··· Data for the task ···
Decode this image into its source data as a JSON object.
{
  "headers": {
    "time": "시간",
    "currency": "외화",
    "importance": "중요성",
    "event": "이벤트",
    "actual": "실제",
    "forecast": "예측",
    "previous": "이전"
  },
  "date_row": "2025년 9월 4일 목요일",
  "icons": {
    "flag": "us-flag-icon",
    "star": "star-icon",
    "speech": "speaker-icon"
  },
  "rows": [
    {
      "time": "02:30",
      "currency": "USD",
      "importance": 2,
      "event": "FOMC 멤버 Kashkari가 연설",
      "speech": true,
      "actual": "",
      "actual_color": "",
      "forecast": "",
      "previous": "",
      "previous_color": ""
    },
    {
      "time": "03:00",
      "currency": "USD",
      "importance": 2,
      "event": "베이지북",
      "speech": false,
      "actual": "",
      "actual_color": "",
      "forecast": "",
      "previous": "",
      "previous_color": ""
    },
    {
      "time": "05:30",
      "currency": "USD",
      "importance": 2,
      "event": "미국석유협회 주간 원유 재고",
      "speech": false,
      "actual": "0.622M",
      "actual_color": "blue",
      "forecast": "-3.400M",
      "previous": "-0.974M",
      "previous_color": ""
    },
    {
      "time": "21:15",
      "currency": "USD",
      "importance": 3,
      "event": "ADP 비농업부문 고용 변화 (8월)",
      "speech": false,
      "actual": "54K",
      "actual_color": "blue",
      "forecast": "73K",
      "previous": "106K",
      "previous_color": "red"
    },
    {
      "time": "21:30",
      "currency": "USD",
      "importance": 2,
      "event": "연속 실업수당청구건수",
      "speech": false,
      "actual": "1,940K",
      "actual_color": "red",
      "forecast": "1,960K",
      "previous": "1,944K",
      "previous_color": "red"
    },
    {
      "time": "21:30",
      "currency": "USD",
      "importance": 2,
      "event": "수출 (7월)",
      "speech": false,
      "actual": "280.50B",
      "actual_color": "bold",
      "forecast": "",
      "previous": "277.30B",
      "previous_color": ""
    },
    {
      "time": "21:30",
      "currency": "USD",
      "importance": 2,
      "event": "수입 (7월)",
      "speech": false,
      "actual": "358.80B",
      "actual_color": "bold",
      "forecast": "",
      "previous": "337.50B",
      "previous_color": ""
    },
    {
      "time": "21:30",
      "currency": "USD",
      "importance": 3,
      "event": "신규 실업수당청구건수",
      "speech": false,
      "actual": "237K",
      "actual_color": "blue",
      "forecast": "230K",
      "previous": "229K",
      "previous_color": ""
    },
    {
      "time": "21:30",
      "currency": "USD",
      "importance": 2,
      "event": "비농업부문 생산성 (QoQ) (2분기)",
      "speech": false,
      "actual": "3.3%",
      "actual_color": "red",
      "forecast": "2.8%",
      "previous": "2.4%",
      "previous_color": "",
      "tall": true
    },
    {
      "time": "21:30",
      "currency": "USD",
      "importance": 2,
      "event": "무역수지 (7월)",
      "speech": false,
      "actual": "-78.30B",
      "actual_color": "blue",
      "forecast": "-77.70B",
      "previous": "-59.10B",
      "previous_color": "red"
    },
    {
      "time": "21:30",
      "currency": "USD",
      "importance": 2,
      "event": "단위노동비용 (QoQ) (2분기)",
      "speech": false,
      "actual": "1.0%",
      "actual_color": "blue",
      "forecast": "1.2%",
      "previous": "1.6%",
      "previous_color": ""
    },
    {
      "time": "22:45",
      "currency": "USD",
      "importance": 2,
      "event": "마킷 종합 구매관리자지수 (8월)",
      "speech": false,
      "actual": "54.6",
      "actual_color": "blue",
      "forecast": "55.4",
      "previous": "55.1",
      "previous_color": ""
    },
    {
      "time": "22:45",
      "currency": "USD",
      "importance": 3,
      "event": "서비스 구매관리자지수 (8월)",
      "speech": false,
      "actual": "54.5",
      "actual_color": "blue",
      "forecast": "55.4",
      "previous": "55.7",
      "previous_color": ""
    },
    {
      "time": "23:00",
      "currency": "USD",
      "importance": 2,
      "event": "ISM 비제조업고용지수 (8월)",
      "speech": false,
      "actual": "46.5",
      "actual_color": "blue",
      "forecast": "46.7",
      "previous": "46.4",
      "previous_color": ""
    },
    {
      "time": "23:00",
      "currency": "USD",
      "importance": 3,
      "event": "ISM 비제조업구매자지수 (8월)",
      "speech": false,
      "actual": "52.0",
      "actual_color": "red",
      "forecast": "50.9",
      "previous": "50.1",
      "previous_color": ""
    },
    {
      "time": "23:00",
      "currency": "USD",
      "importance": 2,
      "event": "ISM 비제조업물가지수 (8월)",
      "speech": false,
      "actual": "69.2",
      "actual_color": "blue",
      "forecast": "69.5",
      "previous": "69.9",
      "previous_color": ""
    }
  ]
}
···
··· Data for the task ···
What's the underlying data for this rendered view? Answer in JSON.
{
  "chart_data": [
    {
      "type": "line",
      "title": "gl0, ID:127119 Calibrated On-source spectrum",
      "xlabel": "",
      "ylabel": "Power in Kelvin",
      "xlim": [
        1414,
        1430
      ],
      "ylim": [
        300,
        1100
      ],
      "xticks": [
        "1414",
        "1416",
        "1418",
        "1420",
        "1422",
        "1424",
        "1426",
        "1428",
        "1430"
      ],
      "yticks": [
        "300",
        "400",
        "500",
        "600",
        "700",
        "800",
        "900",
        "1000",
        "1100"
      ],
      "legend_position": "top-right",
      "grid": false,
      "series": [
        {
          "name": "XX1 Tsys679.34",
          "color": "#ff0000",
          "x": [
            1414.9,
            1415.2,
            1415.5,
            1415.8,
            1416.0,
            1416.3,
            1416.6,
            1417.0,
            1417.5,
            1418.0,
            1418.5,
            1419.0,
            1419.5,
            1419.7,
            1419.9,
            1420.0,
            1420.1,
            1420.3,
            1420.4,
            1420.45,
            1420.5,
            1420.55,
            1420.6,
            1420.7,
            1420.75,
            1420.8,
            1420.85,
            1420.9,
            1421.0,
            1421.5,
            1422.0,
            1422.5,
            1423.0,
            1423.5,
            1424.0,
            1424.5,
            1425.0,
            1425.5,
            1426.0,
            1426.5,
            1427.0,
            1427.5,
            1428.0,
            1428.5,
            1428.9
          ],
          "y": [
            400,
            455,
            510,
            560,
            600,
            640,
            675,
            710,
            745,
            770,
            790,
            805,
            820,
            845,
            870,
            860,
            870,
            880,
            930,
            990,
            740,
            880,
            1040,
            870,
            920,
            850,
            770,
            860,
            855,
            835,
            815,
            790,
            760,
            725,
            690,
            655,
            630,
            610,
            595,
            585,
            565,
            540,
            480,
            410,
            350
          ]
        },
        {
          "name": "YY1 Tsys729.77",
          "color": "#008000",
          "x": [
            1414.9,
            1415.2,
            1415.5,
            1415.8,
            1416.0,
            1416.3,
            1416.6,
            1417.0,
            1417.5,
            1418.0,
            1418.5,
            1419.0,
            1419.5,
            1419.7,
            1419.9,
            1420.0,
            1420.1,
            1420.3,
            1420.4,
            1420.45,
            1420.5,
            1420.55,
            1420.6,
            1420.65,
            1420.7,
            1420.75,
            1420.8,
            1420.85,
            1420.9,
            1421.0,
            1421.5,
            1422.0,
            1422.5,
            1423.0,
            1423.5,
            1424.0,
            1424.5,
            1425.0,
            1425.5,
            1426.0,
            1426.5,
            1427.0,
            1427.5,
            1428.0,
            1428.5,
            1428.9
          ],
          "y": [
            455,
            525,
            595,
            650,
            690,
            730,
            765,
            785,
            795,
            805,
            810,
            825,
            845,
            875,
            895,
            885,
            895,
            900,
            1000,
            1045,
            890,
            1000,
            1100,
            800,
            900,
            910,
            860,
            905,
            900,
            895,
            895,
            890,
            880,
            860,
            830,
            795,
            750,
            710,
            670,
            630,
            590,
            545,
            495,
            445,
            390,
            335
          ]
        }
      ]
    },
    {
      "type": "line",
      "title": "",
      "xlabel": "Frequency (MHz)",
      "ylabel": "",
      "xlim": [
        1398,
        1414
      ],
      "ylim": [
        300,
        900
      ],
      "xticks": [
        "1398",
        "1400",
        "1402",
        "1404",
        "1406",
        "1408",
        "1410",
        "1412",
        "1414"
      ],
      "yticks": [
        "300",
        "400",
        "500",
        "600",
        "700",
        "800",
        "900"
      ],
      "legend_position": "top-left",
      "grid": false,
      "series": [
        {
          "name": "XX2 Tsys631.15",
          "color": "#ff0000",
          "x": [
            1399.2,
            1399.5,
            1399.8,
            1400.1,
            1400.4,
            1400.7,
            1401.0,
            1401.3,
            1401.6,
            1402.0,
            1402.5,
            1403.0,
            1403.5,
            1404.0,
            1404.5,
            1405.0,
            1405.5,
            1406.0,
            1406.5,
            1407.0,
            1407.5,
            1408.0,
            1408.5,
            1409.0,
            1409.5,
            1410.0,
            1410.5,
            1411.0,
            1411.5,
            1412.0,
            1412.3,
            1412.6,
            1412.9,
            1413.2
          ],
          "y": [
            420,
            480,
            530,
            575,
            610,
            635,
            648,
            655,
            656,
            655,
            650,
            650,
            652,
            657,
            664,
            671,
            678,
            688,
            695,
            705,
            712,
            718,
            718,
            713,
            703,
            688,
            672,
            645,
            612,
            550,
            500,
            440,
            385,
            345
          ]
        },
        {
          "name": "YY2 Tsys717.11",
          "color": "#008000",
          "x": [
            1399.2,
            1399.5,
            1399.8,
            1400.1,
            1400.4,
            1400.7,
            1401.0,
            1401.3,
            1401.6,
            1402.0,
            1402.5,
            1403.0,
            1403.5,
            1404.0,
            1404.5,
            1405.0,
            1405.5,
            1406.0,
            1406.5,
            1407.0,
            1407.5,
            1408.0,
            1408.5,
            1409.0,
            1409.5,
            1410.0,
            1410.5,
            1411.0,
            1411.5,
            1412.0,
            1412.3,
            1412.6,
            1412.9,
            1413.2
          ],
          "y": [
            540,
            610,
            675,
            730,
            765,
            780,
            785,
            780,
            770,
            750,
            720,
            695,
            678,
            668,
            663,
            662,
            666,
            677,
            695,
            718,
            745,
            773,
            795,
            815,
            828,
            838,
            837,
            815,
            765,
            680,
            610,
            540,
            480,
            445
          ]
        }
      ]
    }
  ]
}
···
• **Your instructions**: From the entries above, return each line with the word "this" in it.

• **Response to the exercise**:
Decode this image into its source data as a JSON object.
What's the underlying data for this rendered view? Answer in JSON.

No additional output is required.